### WHAT IS NEEDED
Copy each line of the material below that includes the string "бюджетных".

### RECORDS FOR THE TASK
────────

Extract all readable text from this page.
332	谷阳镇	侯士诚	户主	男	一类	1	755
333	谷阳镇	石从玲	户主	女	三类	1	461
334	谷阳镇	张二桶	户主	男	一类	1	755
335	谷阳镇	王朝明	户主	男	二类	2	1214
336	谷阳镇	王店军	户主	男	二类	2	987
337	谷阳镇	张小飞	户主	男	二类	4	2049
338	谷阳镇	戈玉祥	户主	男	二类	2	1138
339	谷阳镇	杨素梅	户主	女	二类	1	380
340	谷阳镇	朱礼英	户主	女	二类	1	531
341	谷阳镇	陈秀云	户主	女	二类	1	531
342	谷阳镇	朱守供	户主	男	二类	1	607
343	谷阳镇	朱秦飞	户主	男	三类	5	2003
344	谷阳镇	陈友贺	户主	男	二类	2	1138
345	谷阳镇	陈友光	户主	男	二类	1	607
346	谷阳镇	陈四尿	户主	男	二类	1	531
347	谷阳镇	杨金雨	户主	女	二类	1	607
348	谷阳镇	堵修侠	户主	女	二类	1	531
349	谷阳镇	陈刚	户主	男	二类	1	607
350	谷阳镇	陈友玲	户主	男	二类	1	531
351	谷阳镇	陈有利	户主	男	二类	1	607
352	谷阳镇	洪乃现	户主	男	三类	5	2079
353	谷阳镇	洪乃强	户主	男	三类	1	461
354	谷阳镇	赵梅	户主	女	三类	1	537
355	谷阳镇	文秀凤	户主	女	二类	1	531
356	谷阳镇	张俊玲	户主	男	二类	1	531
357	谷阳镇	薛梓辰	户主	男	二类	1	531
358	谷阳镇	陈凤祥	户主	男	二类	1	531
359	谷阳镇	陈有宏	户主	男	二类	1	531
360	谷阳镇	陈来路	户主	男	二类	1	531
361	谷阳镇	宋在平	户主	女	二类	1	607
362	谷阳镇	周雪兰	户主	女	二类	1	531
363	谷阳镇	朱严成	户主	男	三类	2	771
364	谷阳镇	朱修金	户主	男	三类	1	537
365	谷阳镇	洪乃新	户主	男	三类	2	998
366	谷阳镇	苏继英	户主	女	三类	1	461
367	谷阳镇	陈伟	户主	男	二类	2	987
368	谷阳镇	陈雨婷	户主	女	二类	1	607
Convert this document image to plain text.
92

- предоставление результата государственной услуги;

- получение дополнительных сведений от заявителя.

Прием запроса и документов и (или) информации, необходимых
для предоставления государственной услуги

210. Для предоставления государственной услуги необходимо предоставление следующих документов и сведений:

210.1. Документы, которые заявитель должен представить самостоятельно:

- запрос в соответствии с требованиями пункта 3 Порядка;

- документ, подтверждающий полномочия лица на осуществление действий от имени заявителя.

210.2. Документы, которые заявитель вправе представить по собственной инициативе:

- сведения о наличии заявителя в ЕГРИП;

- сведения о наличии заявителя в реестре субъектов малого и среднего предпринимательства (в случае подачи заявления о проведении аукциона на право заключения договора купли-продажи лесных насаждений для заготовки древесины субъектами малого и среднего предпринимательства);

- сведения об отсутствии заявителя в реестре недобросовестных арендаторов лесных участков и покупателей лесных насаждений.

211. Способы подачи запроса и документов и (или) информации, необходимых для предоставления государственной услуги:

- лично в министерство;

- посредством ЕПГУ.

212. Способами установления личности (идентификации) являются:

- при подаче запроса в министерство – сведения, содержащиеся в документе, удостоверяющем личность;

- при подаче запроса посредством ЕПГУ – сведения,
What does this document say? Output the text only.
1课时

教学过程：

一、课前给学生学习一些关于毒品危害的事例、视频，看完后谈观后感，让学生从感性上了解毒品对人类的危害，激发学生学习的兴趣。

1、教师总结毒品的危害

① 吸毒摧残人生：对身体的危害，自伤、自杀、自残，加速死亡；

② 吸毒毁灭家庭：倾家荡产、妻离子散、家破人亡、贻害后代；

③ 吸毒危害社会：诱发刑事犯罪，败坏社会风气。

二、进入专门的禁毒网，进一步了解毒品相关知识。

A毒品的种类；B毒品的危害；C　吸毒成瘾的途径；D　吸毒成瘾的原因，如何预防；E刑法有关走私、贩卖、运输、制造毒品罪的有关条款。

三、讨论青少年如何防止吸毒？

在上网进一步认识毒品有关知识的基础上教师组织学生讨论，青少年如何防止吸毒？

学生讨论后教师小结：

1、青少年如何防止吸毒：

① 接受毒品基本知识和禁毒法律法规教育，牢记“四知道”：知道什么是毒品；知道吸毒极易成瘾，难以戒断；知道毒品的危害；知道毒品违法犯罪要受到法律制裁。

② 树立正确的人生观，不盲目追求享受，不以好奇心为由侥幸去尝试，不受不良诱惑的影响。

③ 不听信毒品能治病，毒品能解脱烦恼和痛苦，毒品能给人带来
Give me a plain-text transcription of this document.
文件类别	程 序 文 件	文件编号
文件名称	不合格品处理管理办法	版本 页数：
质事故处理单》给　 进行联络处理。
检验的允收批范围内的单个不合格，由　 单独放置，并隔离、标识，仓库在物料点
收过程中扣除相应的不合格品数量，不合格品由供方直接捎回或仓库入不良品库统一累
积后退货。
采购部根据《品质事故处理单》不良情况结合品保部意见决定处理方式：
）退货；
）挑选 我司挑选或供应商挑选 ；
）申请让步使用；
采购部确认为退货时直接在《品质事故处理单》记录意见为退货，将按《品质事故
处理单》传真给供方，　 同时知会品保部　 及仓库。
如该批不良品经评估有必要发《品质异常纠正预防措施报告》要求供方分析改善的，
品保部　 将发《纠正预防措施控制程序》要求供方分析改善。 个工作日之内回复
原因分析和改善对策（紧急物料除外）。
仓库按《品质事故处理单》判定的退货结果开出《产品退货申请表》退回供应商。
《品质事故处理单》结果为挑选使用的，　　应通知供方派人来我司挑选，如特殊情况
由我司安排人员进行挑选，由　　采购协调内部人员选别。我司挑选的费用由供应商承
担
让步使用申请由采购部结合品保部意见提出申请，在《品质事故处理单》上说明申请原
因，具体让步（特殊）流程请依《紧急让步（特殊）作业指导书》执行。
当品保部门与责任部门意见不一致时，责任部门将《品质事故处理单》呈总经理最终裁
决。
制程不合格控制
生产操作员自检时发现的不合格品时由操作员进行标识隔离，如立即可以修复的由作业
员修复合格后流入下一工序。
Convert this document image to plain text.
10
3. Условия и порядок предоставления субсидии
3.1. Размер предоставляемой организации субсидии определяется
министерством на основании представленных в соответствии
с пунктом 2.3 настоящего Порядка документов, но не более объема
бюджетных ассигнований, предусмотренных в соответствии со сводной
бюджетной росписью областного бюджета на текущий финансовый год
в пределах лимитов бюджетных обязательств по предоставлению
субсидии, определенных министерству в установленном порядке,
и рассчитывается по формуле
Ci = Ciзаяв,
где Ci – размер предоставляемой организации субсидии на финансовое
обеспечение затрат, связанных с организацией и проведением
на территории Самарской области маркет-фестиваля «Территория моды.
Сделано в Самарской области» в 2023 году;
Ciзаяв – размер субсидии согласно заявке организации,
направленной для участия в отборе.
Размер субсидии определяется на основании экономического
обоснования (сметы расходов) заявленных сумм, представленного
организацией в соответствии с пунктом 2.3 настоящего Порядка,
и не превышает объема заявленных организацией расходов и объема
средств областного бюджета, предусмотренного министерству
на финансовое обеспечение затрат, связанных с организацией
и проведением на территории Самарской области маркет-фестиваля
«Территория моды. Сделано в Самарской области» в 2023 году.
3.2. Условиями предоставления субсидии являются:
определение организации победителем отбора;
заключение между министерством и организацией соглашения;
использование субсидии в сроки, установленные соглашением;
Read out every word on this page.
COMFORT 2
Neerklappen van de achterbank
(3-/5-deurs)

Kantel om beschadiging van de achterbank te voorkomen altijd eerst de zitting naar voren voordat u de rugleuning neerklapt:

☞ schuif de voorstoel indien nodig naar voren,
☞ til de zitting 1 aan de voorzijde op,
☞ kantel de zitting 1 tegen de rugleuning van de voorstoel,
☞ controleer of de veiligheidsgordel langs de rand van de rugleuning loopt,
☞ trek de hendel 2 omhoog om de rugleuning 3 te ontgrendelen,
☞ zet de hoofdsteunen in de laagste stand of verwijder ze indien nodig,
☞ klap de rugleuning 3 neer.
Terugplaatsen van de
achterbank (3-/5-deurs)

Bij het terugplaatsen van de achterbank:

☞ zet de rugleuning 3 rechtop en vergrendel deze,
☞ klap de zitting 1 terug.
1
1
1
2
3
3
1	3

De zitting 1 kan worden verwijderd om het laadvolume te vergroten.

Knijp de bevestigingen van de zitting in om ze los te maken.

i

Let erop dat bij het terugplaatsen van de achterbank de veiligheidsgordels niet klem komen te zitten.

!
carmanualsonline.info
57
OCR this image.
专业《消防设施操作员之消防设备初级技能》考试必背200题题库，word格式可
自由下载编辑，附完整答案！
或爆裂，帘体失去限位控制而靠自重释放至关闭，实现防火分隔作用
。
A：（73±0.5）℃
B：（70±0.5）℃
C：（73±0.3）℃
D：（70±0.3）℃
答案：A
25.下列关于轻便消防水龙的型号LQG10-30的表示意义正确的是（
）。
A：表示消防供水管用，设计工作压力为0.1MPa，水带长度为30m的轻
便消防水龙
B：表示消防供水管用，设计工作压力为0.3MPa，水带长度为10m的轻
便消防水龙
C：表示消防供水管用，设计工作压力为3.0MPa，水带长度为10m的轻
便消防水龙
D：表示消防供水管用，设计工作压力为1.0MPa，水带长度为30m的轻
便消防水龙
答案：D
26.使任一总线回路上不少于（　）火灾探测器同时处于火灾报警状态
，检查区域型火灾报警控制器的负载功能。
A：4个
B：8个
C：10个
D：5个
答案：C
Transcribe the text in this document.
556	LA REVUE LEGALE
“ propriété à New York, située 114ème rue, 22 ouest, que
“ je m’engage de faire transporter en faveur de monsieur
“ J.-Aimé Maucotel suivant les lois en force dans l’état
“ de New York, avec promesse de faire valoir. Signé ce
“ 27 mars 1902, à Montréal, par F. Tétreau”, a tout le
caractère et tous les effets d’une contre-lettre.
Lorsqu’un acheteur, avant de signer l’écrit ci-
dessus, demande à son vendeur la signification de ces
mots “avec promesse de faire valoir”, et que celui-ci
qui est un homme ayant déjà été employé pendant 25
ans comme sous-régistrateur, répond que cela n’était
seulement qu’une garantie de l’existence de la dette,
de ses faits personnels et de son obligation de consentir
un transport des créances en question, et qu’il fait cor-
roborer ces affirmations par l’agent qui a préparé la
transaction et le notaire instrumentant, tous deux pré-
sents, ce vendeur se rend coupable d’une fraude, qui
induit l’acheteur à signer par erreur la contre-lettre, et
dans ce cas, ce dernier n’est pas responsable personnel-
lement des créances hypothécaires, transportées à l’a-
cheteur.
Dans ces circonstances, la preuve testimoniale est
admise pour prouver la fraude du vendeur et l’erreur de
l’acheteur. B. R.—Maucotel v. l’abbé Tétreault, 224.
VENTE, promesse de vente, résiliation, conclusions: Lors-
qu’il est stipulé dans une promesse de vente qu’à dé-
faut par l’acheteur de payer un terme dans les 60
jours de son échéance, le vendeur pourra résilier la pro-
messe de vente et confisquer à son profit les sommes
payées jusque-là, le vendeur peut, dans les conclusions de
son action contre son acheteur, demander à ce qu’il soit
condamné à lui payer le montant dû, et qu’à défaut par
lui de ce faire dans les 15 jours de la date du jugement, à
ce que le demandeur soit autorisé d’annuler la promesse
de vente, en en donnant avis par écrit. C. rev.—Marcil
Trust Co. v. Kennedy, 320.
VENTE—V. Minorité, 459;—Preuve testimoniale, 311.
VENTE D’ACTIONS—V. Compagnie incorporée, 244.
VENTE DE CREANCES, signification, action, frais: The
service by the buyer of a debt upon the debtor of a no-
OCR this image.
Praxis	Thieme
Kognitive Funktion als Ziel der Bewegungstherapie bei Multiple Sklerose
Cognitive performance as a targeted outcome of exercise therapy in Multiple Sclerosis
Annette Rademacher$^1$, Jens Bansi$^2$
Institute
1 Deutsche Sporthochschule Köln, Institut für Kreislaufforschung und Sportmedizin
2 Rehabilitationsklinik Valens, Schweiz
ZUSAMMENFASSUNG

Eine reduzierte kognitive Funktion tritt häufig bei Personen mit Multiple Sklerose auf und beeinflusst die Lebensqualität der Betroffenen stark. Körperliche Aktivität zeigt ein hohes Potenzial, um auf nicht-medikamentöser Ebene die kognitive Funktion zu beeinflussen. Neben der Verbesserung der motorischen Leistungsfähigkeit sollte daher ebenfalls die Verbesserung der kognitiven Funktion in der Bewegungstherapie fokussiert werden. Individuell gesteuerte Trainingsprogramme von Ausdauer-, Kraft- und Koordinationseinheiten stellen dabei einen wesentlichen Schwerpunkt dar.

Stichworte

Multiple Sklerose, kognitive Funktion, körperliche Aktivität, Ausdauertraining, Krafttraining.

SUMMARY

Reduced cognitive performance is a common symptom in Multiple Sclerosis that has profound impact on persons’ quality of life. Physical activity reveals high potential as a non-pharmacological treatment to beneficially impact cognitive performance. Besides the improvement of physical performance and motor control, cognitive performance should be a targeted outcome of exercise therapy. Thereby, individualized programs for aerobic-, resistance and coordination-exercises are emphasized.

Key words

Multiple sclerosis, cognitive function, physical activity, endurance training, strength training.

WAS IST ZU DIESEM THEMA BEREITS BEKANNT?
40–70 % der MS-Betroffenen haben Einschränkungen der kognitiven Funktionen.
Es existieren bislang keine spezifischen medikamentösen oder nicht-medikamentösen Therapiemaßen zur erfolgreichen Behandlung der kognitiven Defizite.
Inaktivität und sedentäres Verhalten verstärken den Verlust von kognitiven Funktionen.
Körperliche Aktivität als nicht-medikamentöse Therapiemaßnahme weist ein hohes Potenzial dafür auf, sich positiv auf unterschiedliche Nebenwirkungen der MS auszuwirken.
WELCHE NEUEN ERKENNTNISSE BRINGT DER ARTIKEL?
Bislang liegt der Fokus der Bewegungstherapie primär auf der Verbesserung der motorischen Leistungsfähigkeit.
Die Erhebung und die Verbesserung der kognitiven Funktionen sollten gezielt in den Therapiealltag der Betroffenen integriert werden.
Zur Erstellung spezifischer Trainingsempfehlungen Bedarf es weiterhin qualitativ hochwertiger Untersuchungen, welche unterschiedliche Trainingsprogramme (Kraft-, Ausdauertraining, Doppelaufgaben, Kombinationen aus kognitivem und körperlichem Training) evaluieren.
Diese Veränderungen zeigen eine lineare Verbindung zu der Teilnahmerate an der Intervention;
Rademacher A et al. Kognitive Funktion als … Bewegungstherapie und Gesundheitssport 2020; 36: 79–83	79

────────

### EXERCISE RESULT
бюджетных ассигнований, предусмотренных в соответствии со сводной
в пределах лимитов бюджетных обязательств по предоставлению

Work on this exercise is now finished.